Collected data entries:
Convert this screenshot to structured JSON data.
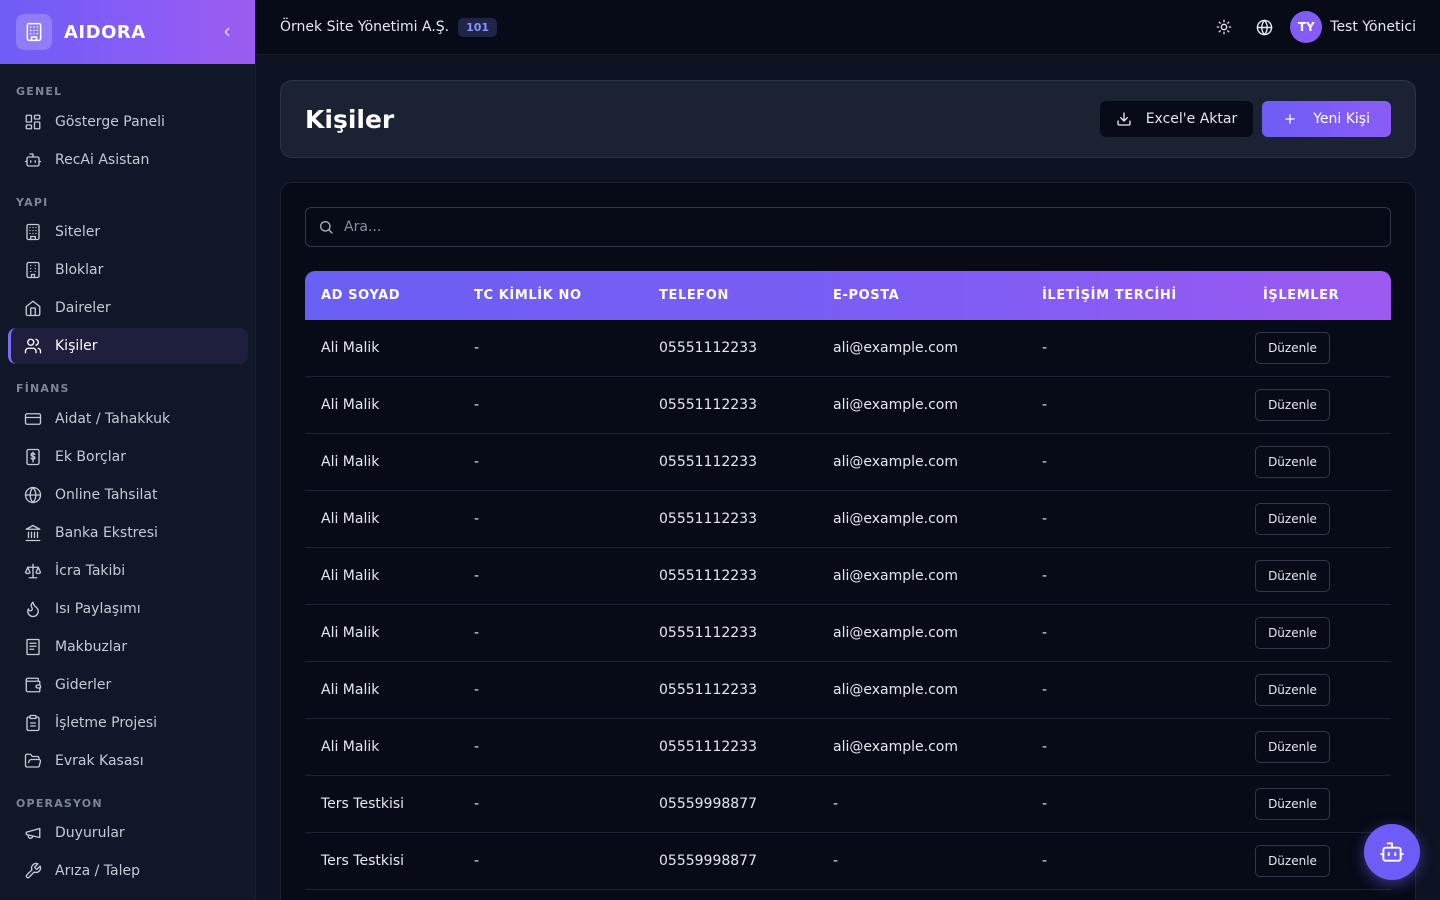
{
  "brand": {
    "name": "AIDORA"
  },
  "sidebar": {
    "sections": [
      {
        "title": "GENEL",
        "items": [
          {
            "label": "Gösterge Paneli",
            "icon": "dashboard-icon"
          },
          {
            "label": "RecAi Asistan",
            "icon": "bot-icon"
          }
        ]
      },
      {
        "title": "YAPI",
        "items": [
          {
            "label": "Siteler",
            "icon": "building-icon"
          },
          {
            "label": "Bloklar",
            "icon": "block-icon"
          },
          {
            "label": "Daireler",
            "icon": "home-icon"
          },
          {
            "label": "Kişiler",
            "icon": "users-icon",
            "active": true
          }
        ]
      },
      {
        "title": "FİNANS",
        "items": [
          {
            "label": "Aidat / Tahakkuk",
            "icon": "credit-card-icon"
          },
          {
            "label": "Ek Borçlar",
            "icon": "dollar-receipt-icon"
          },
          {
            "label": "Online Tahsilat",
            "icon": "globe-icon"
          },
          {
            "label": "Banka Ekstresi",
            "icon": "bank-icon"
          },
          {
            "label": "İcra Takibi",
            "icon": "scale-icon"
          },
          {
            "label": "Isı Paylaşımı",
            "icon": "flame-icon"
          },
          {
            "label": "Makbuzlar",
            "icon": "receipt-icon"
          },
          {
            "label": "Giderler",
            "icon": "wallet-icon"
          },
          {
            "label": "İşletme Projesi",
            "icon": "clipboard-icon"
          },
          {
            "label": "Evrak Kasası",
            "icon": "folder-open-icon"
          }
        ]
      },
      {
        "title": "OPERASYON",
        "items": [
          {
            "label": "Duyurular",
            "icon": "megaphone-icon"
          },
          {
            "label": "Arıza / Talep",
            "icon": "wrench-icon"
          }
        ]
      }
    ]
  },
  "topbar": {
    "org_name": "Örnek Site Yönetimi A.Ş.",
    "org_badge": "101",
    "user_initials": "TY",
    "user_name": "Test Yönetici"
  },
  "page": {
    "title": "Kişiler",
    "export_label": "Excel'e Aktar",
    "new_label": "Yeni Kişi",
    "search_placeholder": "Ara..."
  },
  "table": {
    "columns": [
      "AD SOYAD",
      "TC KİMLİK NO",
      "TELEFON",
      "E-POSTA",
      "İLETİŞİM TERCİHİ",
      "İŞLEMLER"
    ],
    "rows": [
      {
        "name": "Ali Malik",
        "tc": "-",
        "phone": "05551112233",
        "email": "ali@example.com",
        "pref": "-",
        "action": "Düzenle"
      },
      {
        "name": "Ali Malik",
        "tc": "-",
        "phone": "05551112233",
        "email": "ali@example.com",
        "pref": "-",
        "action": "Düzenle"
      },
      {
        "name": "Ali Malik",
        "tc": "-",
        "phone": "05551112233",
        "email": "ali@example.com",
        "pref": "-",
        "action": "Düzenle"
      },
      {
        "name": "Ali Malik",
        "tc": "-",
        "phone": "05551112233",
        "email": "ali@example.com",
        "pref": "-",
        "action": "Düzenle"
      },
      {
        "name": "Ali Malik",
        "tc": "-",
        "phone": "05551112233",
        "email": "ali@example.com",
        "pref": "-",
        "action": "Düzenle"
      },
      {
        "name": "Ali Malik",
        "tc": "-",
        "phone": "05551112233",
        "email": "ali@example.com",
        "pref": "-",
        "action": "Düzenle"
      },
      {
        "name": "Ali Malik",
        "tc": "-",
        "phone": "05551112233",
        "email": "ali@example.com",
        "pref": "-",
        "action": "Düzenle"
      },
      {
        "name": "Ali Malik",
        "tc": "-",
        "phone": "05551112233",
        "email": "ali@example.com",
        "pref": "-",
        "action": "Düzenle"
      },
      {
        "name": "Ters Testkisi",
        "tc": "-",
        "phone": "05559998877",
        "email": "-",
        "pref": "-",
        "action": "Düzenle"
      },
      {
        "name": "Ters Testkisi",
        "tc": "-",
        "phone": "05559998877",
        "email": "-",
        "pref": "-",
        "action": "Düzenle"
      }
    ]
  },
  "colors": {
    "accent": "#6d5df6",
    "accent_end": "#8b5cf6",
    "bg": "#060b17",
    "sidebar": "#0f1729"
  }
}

--

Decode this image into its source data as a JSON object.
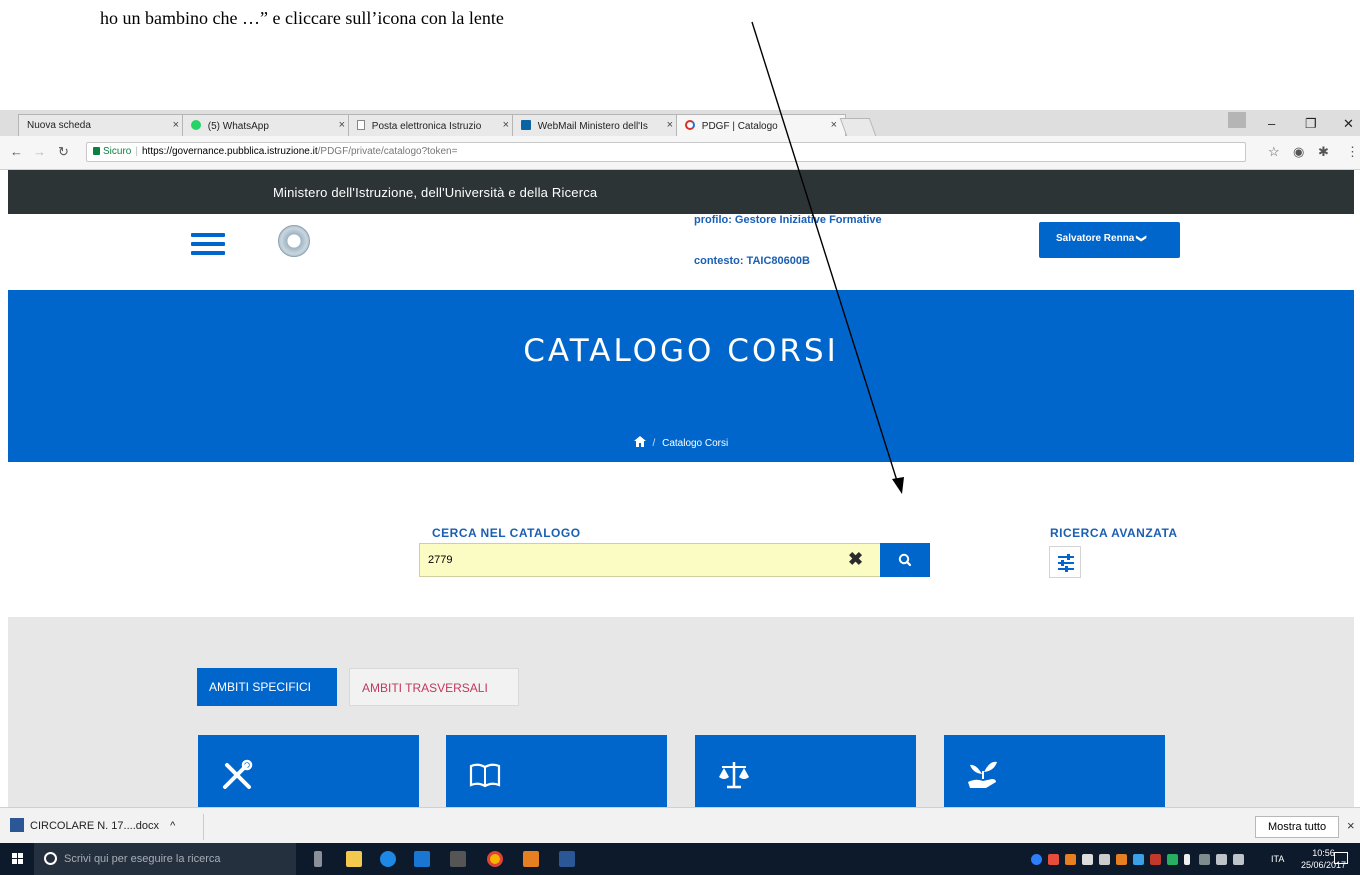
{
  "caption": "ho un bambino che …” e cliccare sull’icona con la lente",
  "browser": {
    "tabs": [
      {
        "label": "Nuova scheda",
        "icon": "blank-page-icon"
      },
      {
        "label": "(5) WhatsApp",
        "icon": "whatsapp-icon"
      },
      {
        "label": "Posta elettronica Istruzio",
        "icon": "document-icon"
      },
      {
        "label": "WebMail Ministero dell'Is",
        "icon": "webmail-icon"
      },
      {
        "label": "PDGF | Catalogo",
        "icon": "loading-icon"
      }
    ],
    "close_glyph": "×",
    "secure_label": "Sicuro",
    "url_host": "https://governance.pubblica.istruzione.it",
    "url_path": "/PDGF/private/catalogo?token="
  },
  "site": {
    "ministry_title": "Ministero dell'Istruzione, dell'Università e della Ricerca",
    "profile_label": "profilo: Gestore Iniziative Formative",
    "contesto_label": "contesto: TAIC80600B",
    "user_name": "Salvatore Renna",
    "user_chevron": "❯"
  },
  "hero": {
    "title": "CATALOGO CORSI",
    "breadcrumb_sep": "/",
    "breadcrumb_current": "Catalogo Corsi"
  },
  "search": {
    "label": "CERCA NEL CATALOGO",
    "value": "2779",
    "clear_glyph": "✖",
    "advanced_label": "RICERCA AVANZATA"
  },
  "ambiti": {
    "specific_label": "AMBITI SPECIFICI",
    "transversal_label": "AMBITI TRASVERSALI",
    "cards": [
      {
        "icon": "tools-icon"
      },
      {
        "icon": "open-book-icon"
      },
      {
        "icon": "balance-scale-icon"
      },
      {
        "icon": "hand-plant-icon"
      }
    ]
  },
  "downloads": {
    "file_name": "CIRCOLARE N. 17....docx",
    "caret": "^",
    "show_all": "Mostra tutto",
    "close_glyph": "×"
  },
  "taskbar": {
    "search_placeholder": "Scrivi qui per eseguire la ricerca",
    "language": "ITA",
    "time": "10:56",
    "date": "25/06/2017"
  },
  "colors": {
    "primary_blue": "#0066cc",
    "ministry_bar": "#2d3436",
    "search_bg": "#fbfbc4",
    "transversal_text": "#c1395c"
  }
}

PROBLEM DESCRIPTION –
How many of the listing's lines contain "open"? Respond with a single number and nothing else.

SOLUTION FOR THIS TASK –
2